## What the exercise asks
Keep only the lines that hold the string "JSON", filtering out the rest of the entries below.
--------------------------------
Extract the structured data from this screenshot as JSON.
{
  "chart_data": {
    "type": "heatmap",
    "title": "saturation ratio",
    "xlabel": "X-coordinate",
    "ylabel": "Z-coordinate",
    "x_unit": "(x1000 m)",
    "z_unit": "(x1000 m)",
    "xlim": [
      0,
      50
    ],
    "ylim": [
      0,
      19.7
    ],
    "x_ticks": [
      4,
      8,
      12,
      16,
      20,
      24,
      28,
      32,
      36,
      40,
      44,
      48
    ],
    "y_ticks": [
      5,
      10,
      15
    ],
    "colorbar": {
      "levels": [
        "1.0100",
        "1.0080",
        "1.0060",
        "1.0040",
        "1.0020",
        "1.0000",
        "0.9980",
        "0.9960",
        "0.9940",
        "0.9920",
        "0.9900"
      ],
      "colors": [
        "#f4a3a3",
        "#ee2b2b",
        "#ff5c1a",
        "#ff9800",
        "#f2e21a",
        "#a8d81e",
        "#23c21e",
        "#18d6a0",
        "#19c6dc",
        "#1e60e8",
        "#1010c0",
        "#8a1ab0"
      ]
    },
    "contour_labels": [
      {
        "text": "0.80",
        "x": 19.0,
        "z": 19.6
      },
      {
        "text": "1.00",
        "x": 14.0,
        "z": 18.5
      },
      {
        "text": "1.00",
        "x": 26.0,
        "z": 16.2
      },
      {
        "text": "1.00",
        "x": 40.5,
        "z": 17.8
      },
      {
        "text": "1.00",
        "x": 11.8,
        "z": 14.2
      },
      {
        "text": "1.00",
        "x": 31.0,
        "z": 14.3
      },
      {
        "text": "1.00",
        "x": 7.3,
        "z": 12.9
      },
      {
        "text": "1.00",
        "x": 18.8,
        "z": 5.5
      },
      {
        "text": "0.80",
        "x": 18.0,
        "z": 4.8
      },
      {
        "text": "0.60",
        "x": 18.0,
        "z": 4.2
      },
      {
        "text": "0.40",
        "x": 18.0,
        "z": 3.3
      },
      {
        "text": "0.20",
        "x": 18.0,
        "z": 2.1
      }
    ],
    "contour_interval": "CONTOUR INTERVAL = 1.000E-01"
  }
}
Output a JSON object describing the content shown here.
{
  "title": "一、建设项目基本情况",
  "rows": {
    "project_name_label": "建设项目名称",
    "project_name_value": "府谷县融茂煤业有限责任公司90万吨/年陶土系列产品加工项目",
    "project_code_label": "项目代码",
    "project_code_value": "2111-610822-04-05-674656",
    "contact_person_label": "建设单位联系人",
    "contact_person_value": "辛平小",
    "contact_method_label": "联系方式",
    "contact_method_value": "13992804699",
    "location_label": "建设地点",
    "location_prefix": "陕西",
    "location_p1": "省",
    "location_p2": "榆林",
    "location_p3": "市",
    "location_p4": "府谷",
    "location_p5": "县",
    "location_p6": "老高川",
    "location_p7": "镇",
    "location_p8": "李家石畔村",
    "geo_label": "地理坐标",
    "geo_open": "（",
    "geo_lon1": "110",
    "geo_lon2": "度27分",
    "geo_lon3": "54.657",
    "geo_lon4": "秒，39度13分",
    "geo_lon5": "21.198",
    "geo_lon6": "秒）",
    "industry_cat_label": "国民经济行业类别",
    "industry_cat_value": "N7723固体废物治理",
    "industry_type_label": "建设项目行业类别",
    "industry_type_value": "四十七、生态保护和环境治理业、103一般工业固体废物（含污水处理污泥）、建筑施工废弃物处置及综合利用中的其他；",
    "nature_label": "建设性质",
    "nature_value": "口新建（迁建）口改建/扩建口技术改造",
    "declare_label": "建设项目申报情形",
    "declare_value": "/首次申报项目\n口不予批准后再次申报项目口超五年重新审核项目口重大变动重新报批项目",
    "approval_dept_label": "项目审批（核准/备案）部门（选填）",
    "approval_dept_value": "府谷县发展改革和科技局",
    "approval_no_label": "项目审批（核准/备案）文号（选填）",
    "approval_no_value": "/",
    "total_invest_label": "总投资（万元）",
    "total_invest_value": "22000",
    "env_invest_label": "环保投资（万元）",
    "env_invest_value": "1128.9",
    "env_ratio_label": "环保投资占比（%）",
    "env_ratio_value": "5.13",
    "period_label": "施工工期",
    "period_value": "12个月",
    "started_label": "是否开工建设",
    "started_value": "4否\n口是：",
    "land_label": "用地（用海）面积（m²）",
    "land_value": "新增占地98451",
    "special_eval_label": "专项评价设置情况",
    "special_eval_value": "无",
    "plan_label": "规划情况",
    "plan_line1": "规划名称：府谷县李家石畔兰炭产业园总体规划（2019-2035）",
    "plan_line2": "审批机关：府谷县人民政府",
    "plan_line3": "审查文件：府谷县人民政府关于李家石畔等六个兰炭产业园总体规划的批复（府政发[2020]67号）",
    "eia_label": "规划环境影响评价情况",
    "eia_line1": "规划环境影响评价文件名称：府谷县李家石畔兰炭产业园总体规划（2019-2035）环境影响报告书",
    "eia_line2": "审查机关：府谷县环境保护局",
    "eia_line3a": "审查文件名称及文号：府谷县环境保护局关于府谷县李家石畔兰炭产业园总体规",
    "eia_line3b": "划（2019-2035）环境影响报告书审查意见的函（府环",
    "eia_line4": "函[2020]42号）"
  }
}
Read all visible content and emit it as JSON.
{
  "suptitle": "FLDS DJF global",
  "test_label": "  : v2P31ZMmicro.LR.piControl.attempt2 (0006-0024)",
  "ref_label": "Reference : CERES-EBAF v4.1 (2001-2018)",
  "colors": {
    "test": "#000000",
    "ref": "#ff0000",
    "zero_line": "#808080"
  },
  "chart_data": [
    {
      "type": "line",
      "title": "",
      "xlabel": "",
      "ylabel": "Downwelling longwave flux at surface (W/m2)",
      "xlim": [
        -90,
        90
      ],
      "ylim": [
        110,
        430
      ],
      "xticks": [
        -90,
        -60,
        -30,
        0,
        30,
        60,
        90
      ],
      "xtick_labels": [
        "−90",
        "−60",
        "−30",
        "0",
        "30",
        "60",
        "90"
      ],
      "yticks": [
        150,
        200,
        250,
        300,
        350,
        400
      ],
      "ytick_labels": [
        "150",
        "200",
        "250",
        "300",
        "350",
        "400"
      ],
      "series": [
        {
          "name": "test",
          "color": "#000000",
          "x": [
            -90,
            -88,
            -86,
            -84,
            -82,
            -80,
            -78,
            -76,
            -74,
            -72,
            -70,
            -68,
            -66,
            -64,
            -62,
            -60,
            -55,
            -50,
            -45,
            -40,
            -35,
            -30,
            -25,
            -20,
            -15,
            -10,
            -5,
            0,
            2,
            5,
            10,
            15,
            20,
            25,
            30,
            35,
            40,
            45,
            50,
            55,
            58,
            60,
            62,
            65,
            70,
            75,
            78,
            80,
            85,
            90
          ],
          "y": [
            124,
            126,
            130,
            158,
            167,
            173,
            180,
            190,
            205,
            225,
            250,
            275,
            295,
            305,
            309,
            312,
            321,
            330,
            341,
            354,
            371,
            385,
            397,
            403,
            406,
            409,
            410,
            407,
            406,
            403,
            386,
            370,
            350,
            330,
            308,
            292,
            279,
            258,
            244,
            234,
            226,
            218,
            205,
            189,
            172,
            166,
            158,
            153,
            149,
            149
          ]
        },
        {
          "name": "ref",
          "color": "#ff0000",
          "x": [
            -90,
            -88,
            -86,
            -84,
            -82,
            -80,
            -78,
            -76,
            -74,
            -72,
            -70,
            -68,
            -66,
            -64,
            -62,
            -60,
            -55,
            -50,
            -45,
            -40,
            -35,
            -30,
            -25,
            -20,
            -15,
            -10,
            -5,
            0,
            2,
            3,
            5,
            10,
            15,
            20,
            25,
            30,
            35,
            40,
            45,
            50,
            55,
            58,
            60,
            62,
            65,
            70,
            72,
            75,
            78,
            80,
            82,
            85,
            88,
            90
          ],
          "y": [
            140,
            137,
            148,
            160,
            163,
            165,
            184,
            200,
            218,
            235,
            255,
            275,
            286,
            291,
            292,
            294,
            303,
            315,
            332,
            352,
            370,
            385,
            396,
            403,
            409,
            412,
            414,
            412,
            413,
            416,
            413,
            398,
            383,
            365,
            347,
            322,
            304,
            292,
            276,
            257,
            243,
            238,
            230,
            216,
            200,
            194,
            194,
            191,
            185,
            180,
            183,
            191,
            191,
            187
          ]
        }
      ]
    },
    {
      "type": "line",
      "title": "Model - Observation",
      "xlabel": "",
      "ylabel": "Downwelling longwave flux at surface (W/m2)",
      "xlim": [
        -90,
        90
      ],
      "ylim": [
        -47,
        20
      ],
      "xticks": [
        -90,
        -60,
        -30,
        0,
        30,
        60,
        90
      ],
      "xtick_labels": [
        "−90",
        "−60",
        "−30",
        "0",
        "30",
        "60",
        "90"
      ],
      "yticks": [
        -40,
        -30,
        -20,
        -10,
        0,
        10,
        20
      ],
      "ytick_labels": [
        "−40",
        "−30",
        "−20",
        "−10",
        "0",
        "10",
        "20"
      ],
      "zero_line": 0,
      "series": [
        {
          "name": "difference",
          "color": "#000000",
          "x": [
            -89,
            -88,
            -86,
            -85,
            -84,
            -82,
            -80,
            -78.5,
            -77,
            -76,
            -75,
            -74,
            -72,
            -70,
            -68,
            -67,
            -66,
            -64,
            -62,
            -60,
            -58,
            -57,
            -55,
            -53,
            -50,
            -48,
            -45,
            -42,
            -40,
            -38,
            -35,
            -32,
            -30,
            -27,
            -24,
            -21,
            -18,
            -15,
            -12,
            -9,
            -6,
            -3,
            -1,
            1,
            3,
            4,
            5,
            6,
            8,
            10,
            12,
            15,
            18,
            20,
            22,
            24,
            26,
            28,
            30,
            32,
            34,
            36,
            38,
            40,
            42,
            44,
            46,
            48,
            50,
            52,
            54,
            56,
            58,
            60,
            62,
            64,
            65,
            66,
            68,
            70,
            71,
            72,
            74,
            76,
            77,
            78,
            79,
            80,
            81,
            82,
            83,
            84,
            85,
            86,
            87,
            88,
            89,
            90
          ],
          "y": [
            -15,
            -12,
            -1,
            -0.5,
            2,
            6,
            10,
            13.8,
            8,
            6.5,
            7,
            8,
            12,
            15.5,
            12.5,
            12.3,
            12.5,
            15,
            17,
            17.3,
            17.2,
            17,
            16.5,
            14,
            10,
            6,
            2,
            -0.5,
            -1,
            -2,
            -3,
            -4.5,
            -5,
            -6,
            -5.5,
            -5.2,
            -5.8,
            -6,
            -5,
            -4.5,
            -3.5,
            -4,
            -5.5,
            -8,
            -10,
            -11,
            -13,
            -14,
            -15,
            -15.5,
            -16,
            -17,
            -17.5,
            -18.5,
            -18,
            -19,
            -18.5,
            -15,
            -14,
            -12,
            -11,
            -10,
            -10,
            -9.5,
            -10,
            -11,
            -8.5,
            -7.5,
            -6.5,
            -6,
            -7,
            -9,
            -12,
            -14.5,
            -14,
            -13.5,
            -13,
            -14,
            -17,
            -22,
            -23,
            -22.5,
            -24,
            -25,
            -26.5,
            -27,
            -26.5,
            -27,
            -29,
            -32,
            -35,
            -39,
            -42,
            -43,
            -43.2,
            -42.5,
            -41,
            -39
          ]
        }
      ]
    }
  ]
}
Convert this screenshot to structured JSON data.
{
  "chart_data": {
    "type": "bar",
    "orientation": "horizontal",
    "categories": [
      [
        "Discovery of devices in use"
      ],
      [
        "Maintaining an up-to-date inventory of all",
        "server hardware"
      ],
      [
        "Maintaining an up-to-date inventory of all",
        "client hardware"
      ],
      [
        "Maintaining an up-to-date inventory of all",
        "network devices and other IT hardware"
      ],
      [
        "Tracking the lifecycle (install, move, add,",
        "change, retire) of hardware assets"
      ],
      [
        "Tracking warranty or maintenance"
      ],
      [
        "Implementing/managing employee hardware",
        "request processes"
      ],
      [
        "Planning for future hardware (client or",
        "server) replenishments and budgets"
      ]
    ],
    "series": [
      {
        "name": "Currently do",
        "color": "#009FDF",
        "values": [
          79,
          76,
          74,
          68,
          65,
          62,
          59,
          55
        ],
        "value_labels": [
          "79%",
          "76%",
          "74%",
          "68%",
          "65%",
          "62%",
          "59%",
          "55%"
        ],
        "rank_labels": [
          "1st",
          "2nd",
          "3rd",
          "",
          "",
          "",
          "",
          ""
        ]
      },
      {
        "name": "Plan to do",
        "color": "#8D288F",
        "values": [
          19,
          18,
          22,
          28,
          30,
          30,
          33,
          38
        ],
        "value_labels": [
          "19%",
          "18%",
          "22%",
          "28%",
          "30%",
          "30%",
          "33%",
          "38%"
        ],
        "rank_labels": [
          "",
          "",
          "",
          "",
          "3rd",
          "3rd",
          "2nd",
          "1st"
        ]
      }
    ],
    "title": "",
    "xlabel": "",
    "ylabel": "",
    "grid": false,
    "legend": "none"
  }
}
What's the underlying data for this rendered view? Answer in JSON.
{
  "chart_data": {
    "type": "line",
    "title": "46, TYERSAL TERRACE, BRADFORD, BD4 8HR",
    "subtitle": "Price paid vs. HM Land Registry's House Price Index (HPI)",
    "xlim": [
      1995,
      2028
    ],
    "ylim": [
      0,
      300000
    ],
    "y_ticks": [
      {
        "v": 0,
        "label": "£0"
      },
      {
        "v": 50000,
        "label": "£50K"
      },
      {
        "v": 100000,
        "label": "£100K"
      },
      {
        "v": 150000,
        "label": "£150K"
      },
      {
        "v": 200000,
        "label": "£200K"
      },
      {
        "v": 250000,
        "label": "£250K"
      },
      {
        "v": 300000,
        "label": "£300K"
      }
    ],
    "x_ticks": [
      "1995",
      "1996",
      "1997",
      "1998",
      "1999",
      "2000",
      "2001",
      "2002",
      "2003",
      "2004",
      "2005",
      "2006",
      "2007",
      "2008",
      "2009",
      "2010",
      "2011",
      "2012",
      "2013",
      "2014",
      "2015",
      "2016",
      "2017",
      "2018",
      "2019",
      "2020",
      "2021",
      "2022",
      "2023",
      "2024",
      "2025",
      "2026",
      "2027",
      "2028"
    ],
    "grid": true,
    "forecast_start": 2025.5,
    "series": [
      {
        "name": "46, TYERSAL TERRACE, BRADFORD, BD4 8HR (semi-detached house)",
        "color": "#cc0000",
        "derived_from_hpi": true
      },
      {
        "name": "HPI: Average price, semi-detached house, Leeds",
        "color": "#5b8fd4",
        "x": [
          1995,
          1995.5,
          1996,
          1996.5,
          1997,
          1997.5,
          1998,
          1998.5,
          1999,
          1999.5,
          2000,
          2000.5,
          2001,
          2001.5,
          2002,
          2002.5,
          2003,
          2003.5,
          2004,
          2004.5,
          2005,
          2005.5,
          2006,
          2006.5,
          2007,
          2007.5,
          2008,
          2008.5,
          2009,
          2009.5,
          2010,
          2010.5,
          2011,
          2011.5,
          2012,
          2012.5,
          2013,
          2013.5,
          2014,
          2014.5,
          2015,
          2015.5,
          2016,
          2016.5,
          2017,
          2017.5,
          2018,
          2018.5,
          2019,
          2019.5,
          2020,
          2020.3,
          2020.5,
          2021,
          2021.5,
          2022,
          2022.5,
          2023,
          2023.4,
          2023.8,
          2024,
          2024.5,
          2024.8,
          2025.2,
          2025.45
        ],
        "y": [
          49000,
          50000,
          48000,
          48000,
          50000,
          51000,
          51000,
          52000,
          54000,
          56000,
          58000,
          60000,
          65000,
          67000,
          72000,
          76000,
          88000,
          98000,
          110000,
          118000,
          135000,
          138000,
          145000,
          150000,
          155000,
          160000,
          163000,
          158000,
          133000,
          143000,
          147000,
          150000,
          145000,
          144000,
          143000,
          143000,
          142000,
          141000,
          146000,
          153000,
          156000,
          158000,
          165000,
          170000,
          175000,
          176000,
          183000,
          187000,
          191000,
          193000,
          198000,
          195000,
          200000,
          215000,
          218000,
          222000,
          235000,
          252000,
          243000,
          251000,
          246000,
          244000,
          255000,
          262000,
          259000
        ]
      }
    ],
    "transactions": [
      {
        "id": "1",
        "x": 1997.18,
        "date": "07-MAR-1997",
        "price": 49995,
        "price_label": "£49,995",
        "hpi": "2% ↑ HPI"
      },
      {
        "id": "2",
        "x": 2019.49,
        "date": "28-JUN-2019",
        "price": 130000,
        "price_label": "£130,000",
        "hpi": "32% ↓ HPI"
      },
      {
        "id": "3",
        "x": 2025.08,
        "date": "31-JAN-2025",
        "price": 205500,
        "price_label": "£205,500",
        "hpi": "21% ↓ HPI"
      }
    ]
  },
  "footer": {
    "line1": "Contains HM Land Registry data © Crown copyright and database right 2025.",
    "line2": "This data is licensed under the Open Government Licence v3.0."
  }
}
--------------------------------
## Exercise output
Extract the structured data from this screenshot as JSON.
Output a JSON object describing the content shown here.
Read all visible content and emit it as JSON.
Convert this screenshot to structured JSON data.
What's the underlying data for this rendered view? Answer in JSON.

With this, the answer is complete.